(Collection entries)

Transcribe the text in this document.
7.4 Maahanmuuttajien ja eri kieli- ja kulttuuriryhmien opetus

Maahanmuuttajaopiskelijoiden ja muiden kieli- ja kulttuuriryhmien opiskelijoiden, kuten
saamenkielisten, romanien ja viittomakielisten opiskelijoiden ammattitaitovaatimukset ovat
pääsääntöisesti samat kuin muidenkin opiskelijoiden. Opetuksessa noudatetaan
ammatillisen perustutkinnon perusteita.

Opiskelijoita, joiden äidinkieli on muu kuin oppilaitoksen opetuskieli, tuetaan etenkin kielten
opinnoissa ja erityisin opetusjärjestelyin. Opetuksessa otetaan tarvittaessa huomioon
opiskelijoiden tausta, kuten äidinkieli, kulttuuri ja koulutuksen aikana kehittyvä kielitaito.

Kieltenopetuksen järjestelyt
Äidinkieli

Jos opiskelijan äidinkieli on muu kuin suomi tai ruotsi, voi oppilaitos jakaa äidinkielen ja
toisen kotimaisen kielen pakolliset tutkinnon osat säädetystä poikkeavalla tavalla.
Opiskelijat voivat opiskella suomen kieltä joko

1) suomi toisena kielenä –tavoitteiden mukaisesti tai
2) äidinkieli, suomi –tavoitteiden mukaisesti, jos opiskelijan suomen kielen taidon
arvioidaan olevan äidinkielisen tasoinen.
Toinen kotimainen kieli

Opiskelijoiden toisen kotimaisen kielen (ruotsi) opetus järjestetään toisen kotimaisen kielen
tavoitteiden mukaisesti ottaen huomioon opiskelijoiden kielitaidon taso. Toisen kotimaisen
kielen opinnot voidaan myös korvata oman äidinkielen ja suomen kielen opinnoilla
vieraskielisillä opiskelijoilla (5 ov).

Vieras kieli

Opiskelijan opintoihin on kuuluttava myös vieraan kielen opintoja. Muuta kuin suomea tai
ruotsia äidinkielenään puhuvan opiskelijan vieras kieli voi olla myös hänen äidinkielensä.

_Task objective:_ Check each line of the entries for the string "kulttuuriryhmien". Copy the lines that have it.

_Exercise response:_
7.4 Maahanmuuttajien ja eri kieli- ja kulttuuriryhmien opetus
Maahanmuuttajaopiskelijoiden ja muiden kieli- ja kulttuuriryhmien opiskelijoiden, kuten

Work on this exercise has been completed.